(Data entries for graphics)
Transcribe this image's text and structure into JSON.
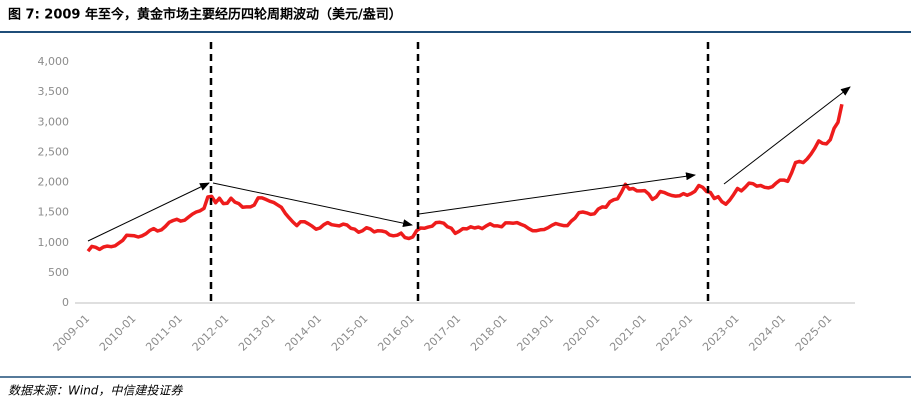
{
  "chart_data": {
    "type": "line",
    "title": "图 7: 2009 年至今，黄金市场主要经历四轮周期波动（美元/盎司）",
    "source": "数据来源：Wind，中信建投证券",
    "x": [
      "2009-01",
      "2009-02",
      "2009-03",
      "2009-04",
      "2009-05",
      "2009-06",
      "2009-07",
      "2009-08",
      "2009-09",
      "2009-10",
      "2009-11",
      "2009-12",
      "2010-01",
      "2010-02",
      "2010-03",
      "2010-04",
      "2010-05",
      "2010-06",
      "2010-07",
      "2010-08",
      "2010-09",
      "2010-10",
      "2010-11",
      "2010-12",
      "2011-01",
      "2011-02",
      "2011-03",
      "2011-04",
      "2011-05",
      "2011-06",
      "2011-07",
      "2011-08",
      "2011-09",
      "2011-10",
      "2011-11",
      "2011-12",
      "2012-01",
      "2012-02",
      "2012-03",
      "2012-04",
      "2012-05",
      "2012-06",
      "2012-07",
      "2012-08",
      "2012-09",
      "2012-10",
      "2012-11",
      "2012-12",
      "2013-01",
      "2013-02",
      "2013-03",
      "2013-04",
      "2013-05",
      "2013-06",
      "2013-07",
      "2013-08",
      "2013-09",
      "2013-10",
      "2013-11",
      "2013-12",
      "2014-01",
      "2014-02",
      "2014-03",
      "2014-04",
      "2014-05",
      "2014-06",
      "2014-07",
      "2014-08",
      "2014-09",
      "2014-10",
      "2014-11",
      "2014-12",
      "2015-01",
      "2015-02",
      "2015-03",
      "2015-04",
      "2015-05",
      "2015-06",
      "2015-07",
      "2015-08",
      "2015-09",
      "2015-10",
      "2015-11",
      "2015-12",
      "2016-01",
      "2016-02",
      "2016-03",
      "2016-04",
      "2016-05",
      "2016-06",
      "2016-07",
      "2016-08",
      "2016-09",
      "2016-10",
      "2016-11",
      "2016-12",
      "2017-01",
      "2017-02",
      "2017-03",
      "2017-04",
      "2017-05",
      "2017-06",
      "2017-07",
      "2017-08",
      "2017-09",
      "2017-10",
      "2017-11",
      "2017-12",
      "2018-01",
      "2018-02",
      "2018-03",
      "2018-04",
      "2018-05",
      "2018-06",
      "2018-07",
      "2018-08",
      "2018-09",
      "2018-10",
      "2018-11",
      "2018-12",
      "2019-01",
      "2019-02",
      "2019-03",
      "2019-04",
      "2019-05",
      "2019-06",
      "2019-07",
      "2019-08",
      "2019-09",
      "2019-10",
      "2019-11",
      "2019-12",
      "2020-01",
      "2020-02",
      "2020-03",
      "2020-04",
      "2020-05",
      "2020-06",
      "2020-07",
      "2020-08",
      "2020-09",
      "2020-10",
      "2020-11",
      "2020-12",
      "2021-01",
      "2021-02",
      "2021-03",
      "2021-04",
      "2021-05",
      "2021-06",
      "2021-07",
      "2021-08",
      "2021-09",
      "2021-10",
      "2021-11",
      "2021-12",
      "2022-01",
      "2022-02",
      "2022-03",
      "2022-04",
      "2022-05",
      "2022-06",
      "2022-07",
      "2022-08",
      "2022-09",
      "2022-10",
      "2022-11",
      "2022-12",
      "2023-01",
      "2023-02",
      "2023-03",
      "2023-04",
      "2023-05",
      "2023-06",
      "2023-07",
      "2023-08",
      "2023-09",
      "2023-10",
      "2023-11",
      "2023-12",
      "2024-01",
      "2024-02",
      "2024-03",
      "2024-04",
      "2024-05",
      "2024-06",
      "2024-07",
      "2024-08",
      "2024-09",
      "2024-10",
      "2024-11",
      "2024-12",
      "2025-01",
      "2025-02",
      "2025-03",
      "2025-04"
    ],
    "values": [
      860,
      940,
      925,
      890,
      930,
      945,
      935,
      950,
      995,
      1040,
      1125,
      1120,
      1115,
      1095,
      1115,
      1150,
      1205,
      1235,
      1195,
      1215,
      1270,
      1340,
      1370,
      1390,
      1360,
      1375,
      1425,
      1475,
      1510,
      1530,
      1570,
      1760,
      1770,
      1665,
      1740,
      1650,
      1655,
      1740,
      1675,
      1650,
      1590,
      1595,
      1595,
      1625,
      1745,
      1745,
      1720,
      1690,
      1670,
      1630,
      1590,
      1490,
      1415,
      1345,
      1285,
      1350,
      1350,
      1315,
      1275,
      1225,
      1245,
      1300,
      1335,
      1300,
      1290,
      1280,
      1310,
      1295,
      1240,
      1225,
      1175,
      1200,
      1250,
      1230,
      1180,
      1200,
      1195,
      1180,
      1130,
      1115,
      1125,
      1160,
      1085,
      1070,
      1095,
      1200,
      1245,
      1240,
      1260,
      1275,
      1335,
      1340,
      1325,
      1265,
      1240,
      1155,
      1190,
      1235,
      1230,
      1265,
      1245,
      1260,
      1235,
      1280,
      1315,
      1280,
      1280,
      1265,
      1330,
      1330,
      1325,
      1335,
      1305,
      1280,
      1235,
      1200,
      1200,
      1215,
      1220,
      1250,
      1290,
      1320,
      1300,
      1285,
      1285,
      1360,
      1410,
      1500,
      1510,
      1495,
      1470,
      1480,
      1560,
      1595,
      1590,
      1680,
      1715,
      1730,
      1840,
      1970,
      1890,
      1900,
      1860,
      1860,
      1865,
      1810,
      1720,
      1760,
      1850,
      1835,
      1805,
      1785,
      1775,
      1780,
      1815,
      1790,
      1815,
      1855,
      1950,
      1920,
      1850,
      1835,
      1735,
      1765,
      1680,
      1640,
      1710,
      1800,
      1900,
      1860,
      1920,
      1990,
      1980,
      1940,
      1950,
      1920,
      1910,
      1930,
      1990,
      2040,
      2040,
      2020,
      2160,
      2330,
      2350,
      2330,
      2390,
      2470,
      2570,
      2690,
      2650,
      2640,
      2710,
      2900,
      3000,
      3300
    ],
    "color": "#ee1c1c",
    "ylim": [
      0,
      4000
    ],
    "yticks": [
      0,
      500,
      {
        "value": 1000,
        "label": "1,000"
      },
      {
        "value": 1500,
        "label": "1,500"
      },
      {
        "value": 2000,
        "label": "2,000"
      },
      {
        "value": 2500,
        "label": "2,500"
      },
      {
        "value": 3000,
        "label": "3,000"
      },
      {
        "value": 3500,
        "label": "3,500"
      },
      {
        "value": 4000,
        "label": "4,000"
      }
    ]
  }
}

▸ Work instructions
List the lines of the records where "label" occurs.

▸ Output below
        "label": "1,000"
        "label": "1,500"
        "label": "2,000"
        "label": "2,500"
        "label": "3,000"
        "label": "3,500"
        "label": "4,000"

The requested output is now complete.